◆ Provided data:

::::

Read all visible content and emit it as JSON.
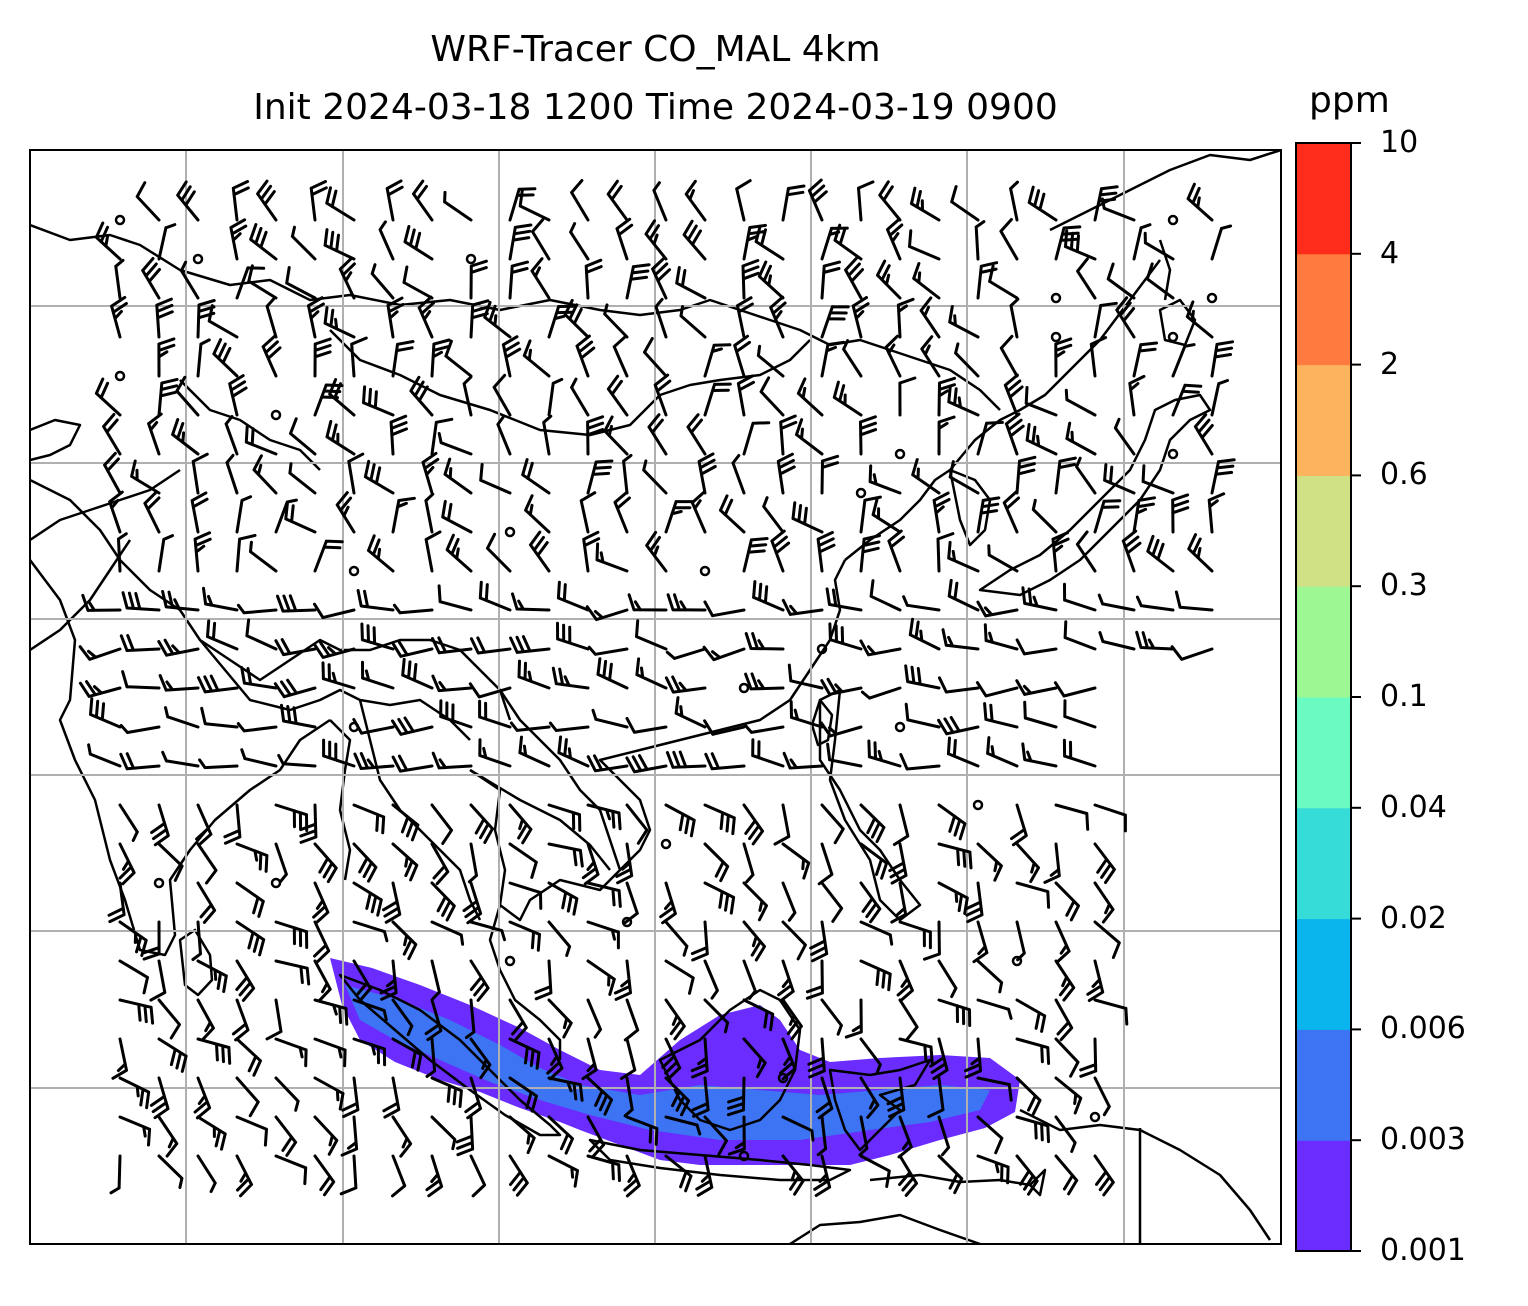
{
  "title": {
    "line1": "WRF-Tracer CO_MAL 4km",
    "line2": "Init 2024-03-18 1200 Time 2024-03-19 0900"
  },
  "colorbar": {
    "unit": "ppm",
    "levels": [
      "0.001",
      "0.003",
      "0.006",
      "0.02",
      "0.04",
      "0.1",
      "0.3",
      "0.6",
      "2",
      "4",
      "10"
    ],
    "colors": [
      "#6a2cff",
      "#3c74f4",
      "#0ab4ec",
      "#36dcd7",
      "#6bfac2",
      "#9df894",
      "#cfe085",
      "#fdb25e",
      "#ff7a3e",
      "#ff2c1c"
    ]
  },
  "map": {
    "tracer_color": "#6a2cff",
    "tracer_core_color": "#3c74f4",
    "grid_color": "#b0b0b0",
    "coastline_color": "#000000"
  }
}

::::

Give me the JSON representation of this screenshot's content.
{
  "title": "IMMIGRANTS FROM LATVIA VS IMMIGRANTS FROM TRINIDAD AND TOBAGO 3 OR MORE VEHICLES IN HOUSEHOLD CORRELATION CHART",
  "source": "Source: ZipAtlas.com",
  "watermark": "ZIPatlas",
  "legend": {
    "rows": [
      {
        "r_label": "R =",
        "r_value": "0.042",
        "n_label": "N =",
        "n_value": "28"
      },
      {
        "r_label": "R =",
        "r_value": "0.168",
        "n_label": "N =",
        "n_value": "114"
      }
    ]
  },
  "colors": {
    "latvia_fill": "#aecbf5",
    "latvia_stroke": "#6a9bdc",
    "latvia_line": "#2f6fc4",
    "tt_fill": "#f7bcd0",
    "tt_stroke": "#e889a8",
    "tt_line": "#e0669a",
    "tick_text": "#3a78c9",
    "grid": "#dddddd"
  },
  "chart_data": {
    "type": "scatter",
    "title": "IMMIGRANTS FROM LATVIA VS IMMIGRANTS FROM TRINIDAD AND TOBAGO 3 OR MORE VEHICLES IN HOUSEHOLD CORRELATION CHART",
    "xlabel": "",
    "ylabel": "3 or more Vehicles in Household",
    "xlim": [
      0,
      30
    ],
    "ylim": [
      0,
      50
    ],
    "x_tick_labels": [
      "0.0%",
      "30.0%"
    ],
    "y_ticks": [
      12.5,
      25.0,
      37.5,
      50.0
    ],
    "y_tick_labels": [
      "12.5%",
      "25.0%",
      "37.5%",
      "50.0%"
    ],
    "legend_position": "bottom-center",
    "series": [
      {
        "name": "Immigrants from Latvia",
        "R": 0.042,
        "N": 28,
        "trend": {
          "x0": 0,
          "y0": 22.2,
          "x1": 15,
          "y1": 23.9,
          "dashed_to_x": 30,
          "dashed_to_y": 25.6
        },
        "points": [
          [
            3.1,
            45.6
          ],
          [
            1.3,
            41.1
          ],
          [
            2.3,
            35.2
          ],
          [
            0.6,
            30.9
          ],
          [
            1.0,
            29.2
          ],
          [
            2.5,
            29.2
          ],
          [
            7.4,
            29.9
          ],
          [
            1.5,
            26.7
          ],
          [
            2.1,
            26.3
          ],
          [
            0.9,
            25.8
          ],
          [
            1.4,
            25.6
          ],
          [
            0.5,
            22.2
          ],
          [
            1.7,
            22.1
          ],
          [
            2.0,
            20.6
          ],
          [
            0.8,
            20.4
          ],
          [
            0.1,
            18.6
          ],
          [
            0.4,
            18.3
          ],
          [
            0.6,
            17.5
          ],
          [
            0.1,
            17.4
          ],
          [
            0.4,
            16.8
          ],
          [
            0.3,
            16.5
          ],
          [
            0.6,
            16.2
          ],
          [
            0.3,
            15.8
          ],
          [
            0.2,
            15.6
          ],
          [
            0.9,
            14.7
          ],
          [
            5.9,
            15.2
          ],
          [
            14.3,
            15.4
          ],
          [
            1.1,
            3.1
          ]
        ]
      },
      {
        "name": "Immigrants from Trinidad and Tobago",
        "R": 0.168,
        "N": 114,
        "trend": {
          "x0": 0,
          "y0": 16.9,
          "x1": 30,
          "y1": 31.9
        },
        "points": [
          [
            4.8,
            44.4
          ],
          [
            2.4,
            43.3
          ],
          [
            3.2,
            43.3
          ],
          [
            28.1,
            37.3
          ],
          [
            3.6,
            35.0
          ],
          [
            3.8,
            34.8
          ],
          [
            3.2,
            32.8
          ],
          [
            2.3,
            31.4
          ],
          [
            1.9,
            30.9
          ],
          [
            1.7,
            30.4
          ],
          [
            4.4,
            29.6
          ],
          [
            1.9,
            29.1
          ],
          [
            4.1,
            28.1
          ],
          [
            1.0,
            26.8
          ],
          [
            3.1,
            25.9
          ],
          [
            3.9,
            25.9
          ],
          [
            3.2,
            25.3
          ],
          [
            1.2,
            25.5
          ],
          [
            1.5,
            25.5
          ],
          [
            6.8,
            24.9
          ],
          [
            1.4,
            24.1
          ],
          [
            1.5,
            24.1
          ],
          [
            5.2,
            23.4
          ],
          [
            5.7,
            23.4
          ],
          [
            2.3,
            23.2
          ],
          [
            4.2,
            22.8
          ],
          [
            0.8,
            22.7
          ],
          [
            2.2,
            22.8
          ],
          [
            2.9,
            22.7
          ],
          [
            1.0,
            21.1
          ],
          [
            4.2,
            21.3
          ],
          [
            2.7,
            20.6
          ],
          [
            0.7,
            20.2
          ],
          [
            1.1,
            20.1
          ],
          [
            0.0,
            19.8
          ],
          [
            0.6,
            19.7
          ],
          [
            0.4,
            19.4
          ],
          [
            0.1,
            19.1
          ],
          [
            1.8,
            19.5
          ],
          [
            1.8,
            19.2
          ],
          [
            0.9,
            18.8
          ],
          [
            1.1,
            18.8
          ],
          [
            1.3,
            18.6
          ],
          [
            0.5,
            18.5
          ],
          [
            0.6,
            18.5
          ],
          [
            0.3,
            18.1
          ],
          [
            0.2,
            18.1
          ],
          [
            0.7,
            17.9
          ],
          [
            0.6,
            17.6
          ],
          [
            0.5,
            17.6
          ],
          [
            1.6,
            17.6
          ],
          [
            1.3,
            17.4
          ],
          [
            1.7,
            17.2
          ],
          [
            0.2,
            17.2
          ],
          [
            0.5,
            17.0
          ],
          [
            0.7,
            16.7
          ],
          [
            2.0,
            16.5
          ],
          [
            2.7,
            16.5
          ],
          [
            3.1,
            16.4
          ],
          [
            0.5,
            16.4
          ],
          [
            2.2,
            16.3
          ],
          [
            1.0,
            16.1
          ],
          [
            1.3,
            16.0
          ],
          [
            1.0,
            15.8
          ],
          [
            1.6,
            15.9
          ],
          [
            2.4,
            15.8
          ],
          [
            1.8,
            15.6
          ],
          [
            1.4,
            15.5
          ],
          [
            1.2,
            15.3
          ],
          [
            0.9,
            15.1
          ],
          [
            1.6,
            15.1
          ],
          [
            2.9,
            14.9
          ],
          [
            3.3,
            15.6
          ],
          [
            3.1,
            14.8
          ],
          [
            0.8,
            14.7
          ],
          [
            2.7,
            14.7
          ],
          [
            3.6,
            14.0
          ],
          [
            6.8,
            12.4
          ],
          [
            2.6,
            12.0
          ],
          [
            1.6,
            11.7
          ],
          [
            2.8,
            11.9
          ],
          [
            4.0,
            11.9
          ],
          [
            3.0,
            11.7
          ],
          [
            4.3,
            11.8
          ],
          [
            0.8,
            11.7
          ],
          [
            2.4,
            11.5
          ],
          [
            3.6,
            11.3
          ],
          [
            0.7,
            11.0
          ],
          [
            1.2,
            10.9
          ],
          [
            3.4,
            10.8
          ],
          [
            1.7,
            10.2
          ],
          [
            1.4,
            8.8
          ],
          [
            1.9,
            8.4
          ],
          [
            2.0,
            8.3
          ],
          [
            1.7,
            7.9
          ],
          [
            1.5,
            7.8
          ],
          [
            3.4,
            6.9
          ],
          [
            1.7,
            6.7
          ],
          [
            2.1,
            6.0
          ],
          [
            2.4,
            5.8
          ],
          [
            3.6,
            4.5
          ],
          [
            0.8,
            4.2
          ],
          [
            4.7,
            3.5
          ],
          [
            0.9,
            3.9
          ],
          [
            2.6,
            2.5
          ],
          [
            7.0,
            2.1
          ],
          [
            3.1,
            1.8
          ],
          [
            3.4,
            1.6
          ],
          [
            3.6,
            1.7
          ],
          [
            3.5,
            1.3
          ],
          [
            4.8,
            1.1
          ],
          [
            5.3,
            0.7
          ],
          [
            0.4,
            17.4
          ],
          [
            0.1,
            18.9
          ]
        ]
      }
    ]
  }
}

::::

◆ Directions: Go through the listing above and list every line that has the word "title".

◆ Problem solution:
  "title": {
  "title": "IMMIGRANTS FROM LATVIA VS IMMIGRANTS FROM TRINIDAD AND TOBAGO 3 OR MORE VEHICLES IN HOUSEHOLD CORRELATION CHART",
    "title": "IMMIGRANTS FROM LATVIA VS IMMIGRANTS FROM TRINIDAD AND TOBAGO 3 OR MORE VEHICLES IN HOUSEHOLD CORRELATION CHART",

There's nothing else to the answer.